• What needs to be done: Locate the lines that hold the string "this". Copy every such line.

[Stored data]
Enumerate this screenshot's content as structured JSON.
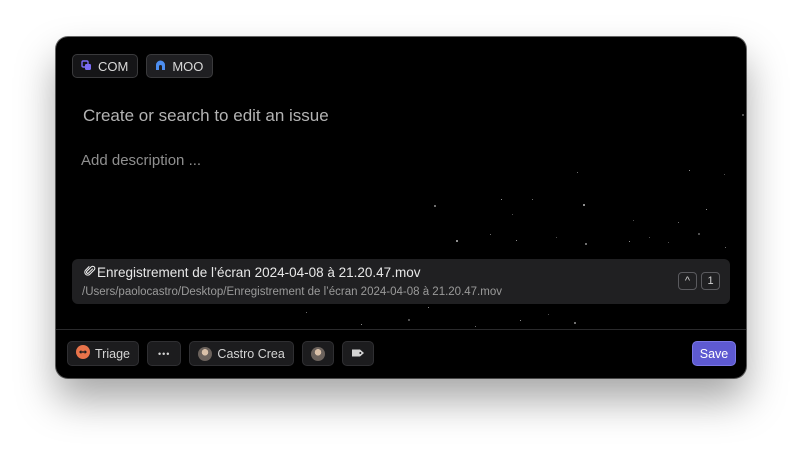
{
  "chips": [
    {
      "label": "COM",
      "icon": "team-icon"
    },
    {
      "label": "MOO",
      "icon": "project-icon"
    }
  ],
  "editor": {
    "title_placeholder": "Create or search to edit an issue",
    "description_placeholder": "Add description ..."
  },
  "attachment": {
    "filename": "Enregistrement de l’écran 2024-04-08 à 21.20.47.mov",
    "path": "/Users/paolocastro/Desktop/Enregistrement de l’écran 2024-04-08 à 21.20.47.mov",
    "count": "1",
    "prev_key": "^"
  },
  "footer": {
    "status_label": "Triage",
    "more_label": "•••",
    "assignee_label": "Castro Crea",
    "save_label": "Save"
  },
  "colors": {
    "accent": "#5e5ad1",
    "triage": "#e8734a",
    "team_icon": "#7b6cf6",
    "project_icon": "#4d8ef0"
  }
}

--

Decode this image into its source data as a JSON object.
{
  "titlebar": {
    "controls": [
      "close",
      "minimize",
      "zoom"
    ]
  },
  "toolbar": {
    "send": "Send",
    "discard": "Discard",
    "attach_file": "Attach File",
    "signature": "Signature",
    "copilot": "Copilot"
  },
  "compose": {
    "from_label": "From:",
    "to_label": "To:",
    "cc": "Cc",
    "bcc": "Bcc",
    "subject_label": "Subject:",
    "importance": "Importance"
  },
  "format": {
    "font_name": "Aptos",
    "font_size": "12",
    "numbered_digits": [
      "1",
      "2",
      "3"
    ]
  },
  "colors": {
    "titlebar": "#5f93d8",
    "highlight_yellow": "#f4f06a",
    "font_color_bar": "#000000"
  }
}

---

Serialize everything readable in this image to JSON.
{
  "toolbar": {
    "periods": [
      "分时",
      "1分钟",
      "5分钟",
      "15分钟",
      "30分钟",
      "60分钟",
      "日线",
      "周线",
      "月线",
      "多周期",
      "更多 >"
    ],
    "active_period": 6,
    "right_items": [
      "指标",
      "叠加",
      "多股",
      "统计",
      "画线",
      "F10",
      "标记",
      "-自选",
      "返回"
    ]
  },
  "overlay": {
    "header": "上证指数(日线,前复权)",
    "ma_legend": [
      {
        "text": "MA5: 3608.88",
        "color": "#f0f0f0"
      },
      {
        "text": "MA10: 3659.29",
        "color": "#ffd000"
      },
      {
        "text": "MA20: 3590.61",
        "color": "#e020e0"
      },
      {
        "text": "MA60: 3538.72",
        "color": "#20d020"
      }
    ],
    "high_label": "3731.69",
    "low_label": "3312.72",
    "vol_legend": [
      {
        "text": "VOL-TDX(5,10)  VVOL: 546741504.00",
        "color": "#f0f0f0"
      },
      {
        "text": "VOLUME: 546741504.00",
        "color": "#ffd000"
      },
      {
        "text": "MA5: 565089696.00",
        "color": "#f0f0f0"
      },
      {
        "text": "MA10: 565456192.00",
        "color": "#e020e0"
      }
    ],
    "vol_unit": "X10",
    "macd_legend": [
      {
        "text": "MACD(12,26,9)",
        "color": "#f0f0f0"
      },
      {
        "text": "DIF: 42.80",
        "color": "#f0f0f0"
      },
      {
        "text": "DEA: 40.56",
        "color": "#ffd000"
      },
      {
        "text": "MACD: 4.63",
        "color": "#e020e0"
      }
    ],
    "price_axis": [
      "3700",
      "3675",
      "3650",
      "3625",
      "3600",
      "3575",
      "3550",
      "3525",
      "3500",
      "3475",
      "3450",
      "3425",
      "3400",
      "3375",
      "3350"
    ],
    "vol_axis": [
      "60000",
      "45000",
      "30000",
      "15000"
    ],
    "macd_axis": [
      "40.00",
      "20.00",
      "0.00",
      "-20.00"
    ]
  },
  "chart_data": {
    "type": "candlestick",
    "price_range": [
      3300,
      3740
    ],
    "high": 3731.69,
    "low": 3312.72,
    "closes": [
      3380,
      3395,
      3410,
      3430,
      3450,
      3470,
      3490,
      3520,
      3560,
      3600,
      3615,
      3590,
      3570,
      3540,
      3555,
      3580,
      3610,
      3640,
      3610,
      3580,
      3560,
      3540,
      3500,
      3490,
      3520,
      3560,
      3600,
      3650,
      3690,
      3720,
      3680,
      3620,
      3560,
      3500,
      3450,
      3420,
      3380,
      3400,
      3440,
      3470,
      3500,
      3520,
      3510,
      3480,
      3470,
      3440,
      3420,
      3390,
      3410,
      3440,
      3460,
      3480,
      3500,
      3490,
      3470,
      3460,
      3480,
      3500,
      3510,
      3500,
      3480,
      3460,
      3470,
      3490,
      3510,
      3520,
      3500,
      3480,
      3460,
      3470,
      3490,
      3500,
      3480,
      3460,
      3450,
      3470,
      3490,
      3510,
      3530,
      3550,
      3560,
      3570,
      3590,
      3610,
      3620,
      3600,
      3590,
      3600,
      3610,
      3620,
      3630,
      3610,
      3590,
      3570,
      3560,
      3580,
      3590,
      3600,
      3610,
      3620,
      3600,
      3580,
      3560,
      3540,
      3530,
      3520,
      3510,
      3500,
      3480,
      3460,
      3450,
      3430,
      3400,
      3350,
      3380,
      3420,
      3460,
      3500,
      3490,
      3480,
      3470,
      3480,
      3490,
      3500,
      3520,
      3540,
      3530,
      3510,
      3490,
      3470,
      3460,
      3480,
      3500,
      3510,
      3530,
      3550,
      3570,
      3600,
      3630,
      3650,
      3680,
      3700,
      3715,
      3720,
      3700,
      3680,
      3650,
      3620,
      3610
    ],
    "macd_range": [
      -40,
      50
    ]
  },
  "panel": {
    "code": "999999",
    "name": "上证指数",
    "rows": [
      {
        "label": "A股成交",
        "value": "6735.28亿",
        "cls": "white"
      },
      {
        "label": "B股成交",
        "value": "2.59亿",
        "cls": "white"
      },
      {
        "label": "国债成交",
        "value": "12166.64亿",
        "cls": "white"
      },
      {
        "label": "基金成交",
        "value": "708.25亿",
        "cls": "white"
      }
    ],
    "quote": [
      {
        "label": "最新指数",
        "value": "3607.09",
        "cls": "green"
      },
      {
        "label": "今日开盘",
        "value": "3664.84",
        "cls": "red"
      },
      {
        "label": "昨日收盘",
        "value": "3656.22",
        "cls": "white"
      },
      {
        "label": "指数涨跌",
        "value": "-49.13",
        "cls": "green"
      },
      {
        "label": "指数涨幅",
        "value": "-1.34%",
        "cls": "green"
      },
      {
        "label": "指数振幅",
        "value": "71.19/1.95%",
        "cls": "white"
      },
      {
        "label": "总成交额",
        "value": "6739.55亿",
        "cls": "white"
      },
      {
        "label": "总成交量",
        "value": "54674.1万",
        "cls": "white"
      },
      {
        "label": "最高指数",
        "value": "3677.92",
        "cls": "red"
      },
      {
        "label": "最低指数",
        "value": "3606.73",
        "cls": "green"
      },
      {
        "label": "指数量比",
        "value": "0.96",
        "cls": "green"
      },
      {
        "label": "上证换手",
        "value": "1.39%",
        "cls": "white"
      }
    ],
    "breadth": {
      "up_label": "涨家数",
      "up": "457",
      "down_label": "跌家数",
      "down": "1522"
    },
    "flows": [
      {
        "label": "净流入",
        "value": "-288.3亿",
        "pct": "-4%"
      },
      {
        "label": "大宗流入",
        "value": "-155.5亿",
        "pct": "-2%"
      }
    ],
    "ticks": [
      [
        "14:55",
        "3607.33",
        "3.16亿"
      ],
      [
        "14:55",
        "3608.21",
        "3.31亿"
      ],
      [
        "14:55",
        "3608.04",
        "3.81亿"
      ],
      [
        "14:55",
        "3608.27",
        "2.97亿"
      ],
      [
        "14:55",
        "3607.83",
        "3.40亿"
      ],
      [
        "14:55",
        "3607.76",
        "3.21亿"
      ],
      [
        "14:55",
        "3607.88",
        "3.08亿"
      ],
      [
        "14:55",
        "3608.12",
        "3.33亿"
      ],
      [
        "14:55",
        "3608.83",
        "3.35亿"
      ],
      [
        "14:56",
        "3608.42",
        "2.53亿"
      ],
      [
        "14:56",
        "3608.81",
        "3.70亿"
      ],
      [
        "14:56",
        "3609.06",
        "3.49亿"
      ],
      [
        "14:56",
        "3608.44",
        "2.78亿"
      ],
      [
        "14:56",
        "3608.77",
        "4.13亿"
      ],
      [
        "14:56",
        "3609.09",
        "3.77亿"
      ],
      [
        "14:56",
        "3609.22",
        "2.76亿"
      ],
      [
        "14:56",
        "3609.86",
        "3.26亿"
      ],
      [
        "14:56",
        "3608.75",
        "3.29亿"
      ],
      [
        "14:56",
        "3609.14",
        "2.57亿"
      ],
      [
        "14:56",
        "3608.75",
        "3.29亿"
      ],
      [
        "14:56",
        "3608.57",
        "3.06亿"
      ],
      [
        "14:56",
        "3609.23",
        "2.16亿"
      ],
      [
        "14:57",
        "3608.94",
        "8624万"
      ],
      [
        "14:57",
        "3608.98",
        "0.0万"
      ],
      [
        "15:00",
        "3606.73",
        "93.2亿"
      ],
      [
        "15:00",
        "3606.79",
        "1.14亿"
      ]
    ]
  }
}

• Solution below:
Enumerate this screenshot's content as structured JSON.
Decode this image into its source data as a JSON object.
Serialize everything readable in this image to JSON.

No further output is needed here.